_WHAT THIS TASK INVOLVES:_
Pull out each line of the records holding the string "piano".

_Dataset items:_
● ● ● ● ●

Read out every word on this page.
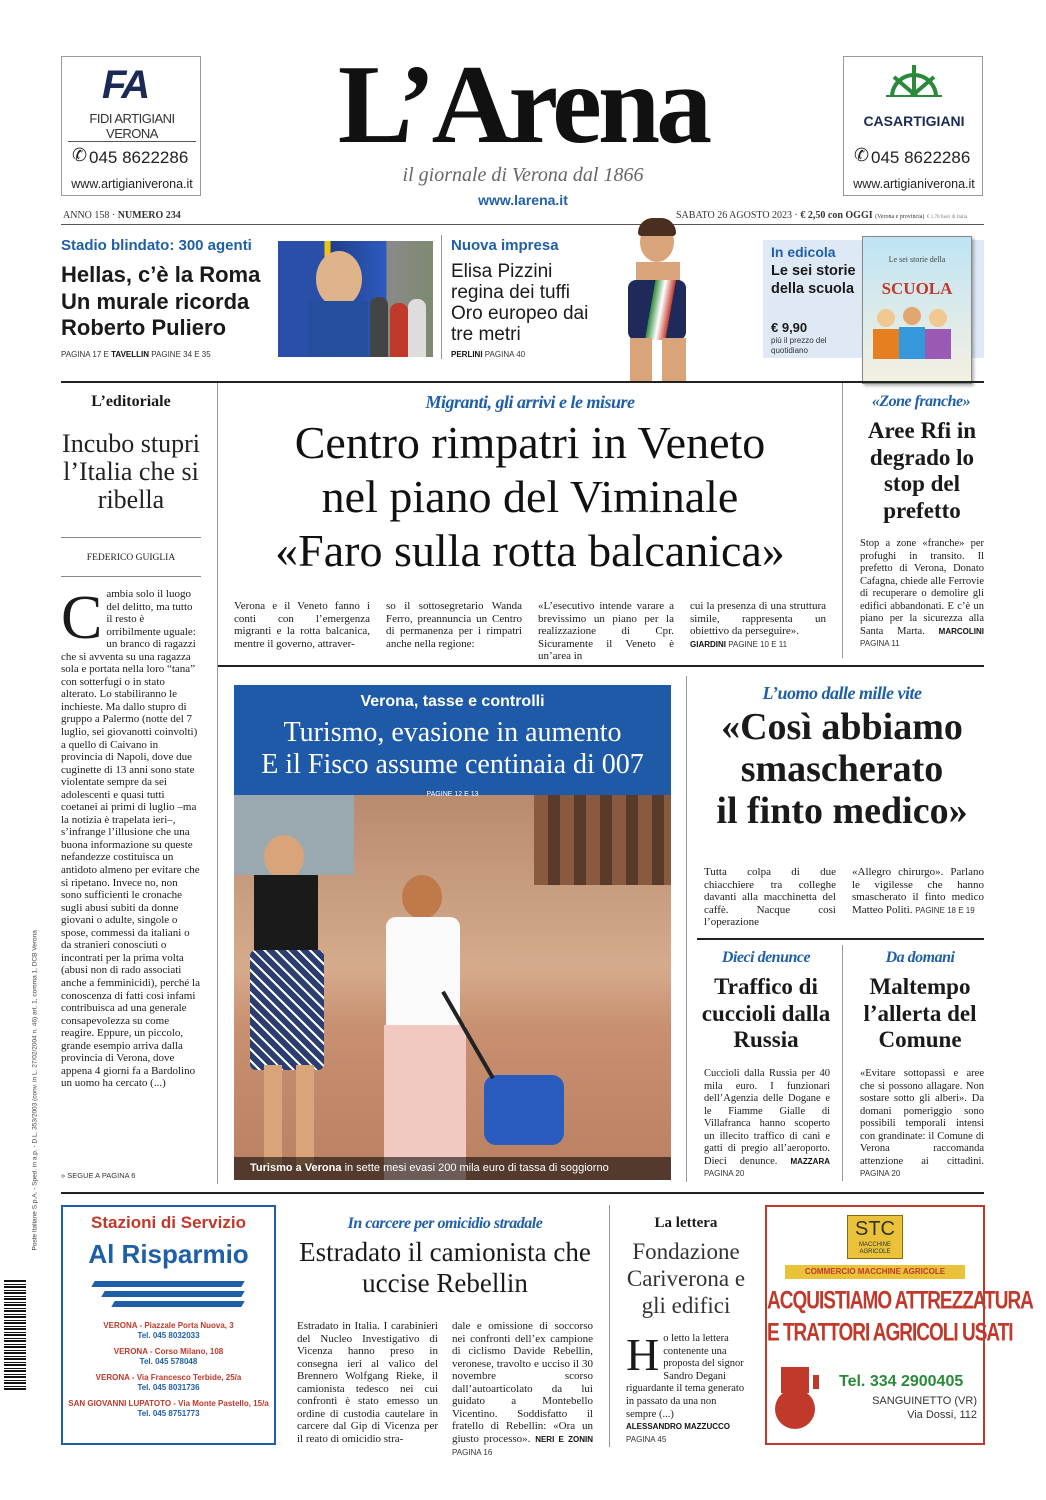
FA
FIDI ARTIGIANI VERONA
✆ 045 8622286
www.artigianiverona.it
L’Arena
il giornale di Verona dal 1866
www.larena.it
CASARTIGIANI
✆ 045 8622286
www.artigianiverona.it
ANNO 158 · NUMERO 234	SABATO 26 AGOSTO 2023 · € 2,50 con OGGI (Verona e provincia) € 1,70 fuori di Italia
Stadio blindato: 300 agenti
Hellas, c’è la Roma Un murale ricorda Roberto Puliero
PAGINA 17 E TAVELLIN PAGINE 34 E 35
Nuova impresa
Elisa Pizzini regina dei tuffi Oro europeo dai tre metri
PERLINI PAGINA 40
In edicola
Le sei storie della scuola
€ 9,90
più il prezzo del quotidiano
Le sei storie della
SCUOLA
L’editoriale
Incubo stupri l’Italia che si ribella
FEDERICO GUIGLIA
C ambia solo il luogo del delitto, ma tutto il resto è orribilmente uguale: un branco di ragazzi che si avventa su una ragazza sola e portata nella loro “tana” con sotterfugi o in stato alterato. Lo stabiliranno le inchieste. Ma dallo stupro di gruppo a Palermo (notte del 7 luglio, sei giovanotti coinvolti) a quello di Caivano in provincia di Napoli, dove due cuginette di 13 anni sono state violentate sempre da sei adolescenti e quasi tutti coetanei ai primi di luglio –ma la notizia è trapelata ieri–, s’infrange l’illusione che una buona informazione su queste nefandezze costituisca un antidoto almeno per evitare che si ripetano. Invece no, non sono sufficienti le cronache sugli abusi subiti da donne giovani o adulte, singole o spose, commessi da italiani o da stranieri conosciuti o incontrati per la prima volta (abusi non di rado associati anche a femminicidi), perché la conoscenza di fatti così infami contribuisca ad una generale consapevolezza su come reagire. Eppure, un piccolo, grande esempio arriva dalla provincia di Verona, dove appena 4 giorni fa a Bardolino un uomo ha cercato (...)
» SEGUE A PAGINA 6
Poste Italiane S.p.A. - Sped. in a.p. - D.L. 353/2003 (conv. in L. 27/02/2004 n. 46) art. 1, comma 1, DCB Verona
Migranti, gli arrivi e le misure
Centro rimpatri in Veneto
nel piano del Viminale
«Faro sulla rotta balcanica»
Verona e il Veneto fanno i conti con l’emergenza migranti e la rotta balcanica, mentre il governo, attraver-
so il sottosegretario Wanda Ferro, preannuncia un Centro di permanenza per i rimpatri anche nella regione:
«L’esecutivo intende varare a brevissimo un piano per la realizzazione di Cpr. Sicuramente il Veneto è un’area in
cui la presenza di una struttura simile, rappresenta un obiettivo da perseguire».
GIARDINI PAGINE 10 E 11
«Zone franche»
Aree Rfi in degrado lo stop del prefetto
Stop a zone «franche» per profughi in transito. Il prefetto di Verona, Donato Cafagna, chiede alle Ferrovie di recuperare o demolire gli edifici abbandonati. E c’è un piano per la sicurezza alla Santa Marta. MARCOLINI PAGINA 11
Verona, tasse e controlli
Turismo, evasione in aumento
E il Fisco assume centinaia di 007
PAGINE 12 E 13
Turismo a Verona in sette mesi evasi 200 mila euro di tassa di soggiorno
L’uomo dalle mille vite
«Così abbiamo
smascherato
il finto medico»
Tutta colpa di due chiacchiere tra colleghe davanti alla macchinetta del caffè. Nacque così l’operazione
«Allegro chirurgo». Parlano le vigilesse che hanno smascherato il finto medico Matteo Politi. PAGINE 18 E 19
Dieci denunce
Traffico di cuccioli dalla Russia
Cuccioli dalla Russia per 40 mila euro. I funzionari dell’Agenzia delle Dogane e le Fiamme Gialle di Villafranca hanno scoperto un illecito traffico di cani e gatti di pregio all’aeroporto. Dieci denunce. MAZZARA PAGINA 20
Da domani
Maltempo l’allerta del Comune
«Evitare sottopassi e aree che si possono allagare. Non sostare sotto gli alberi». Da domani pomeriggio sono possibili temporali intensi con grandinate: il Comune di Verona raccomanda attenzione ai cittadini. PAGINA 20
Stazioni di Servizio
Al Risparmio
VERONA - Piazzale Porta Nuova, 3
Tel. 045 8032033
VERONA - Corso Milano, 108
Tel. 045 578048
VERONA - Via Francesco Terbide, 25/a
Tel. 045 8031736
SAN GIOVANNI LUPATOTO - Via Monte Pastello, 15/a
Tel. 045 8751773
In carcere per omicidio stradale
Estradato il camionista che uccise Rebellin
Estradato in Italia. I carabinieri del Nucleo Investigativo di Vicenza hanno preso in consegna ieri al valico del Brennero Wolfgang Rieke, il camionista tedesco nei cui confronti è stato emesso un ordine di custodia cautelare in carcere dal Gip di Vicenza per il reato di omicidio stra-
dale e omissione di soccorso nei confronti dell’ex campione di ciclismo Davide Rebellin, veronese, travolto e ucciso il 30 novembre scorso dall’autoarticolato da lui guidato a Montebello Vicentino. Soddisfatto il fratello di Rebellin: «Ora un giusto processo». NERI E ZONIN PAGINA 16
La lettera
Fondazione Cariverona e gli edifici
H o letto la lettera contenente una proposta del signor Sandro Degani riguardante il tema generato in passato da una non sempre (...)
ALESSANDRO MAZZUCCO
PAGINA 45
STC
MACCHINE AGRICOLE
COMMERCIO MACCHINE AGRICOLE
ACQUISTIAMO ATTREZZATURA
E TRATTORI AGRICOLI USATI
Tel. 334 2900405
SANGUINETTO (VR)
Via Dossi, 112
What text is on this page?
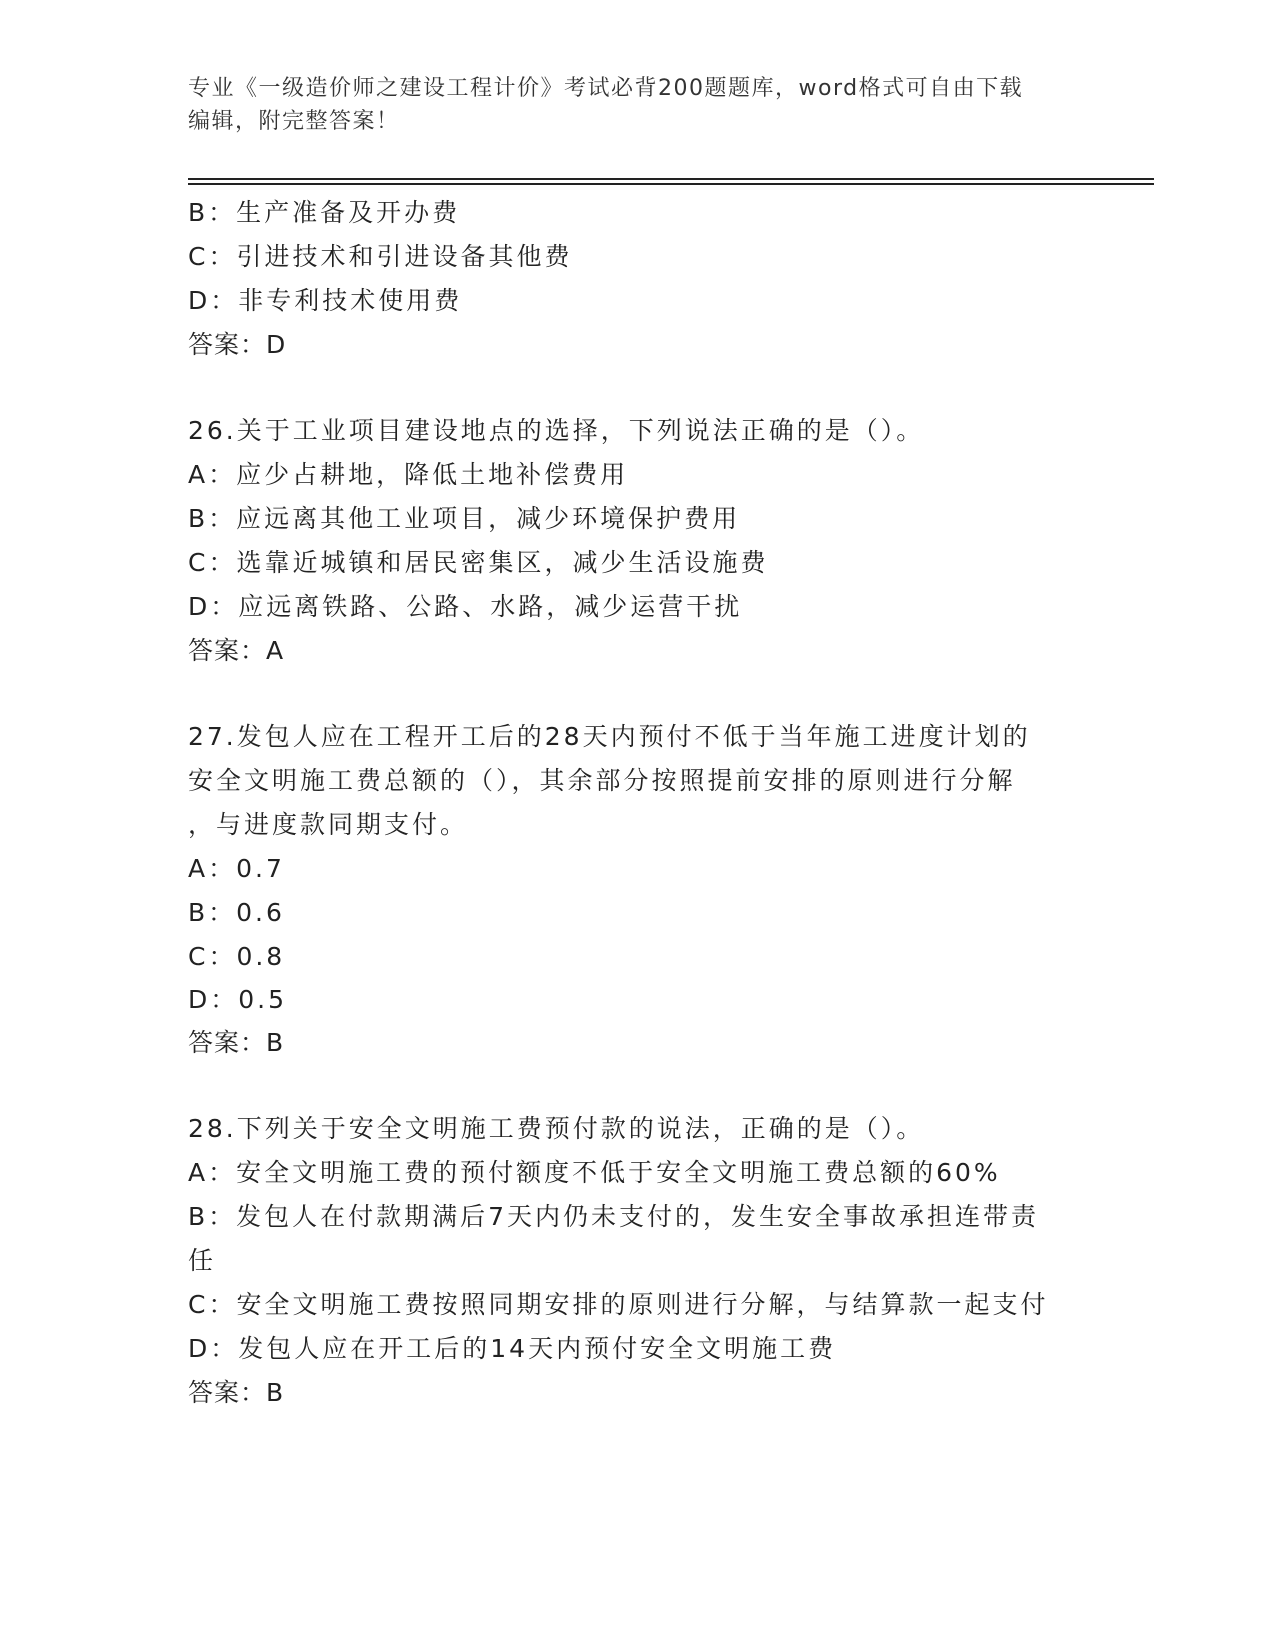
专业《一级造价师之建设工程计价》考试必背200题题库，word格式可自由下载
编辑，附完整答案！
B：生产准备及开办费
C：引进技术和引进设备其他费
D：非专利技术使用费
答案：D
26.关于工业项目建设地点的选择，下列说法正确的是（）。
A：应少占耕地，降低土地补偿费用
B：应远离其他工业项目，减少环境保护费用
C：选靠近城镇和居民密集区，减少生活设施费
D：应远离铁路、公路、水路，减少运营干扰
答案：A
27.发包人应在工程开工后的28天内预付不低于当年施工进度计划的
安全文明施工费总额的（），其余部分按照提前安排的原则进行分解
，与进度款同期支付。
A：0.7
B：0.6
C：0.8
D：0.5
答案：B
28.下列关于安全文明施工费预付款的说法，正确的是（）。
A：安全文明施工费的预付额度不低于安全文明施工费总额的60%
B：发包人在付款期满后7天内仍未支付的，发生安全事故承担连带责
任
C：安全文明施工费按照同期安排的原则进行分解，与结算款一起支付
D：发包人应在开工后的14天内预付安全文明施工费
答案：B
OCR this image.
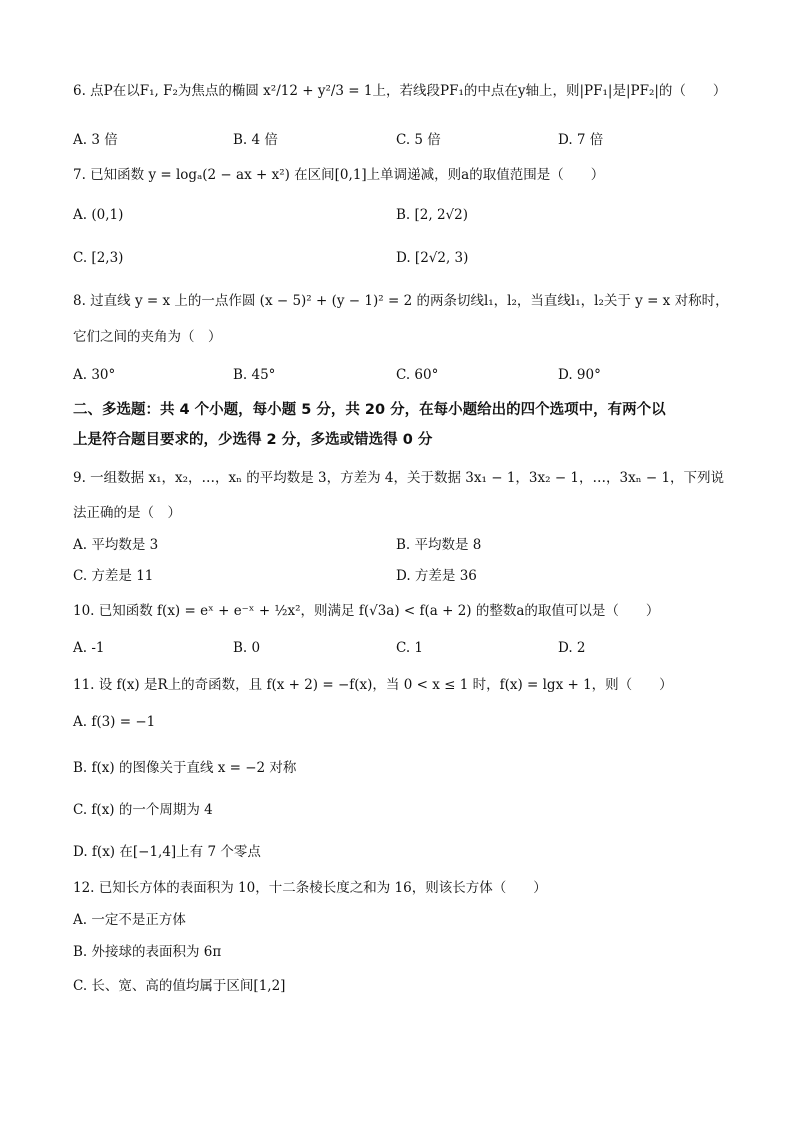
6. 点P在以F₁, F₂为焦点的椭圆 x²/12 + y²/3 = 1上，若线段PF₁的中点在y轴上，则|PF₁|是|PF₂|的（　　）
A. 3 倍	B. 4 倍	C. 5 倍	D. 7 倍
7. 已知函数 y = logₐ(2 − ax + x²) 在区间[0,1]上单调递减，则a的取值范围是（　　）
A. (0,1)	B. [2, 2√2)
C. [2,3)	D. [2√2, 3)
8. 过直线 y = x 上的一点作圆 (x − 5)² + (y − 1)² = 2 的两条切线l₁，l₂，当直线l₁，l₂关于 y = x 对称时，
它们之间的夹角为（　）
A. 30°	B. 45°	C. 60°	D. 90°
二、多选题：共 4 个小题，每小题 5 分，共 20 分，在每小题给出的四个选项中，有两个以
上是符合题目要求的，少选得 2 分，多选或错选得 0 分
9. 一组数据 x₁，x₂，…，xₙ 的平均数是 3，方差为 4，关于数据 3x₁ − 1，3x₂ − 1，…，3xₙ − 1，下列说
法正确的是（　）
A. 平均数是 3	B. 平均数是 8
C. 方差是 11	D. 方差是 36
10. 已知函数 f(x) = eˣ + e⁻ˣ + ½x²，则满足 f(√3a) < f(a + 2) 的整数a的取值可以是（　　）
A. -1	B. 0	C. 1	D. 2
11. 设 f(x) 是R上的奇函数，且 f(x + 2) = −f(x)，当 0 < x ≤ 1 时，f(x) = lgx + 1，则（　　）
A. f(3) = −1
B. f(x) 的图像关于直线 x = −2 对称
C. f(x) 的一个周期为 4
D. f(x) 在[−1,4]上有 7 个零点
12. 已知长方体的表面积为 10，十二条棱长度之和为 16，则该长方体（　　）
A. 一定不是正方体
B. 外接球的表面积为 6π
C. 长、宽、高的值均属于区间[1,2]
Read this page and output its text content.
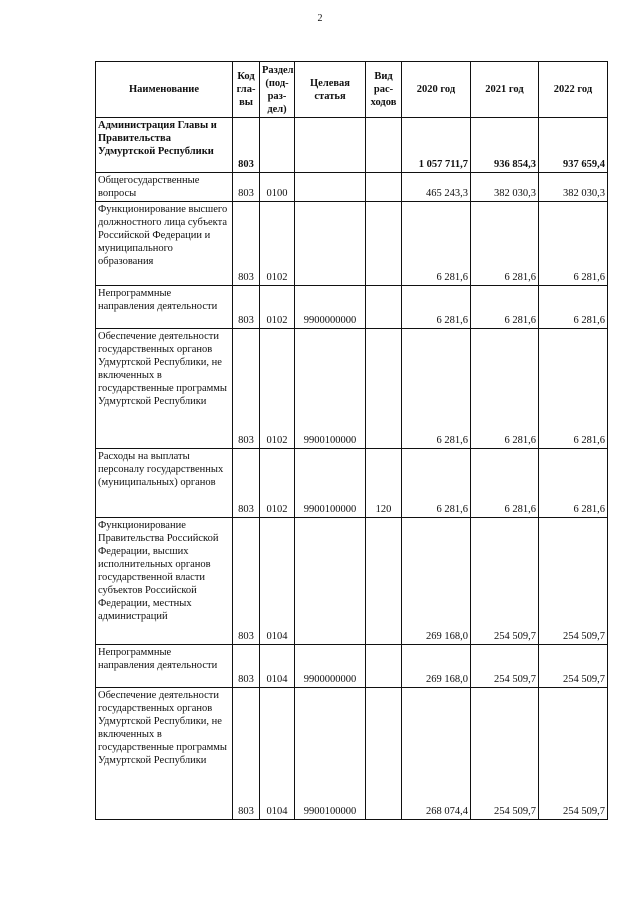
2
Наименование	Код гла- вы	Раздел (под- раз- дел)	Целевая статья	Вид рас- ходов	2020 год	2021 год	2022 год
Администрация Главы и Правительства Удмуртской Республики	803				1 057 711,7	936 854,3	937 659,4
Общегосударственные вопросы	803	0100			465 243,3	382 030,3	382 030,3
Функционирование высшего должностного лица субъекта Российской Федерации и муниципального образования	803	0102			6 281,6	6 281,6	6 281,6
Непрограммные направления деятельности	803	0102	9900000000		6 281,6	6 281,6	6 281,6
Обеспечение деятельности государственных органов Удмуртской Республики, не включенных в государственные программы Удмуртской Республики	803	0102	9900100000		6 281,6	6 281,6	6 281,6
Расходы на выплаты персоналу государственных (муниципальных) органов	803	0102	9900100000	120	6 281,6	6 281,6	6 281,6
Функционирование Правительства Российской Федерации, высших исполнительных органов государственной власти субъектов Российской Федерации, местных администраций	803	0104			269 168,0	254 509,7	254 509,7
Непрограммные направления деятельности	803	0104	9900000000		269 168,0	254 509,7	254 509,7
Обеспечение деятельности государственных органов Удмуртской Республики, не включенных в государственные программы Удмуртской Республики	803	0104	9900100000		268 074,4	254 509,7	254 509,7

● ● ● ● ●

_SOLUTION TO THIS PROBLEM:_
nel piano del Viminale
«L’esecutivo intende varare a brevissimo un piano per la realizzazione di Cpr. Sicuramente il Veneto è un’area in
Stop a zone «franche» per profughi in transito. Il prefetto di Verona, Donato Cafagna, chiede alle Ferrovie di recuperare o demolire gli edifici abbandonati. E c’è un piano per la sicurezza alla Santa Marta. MARCOLINI PAGINA 11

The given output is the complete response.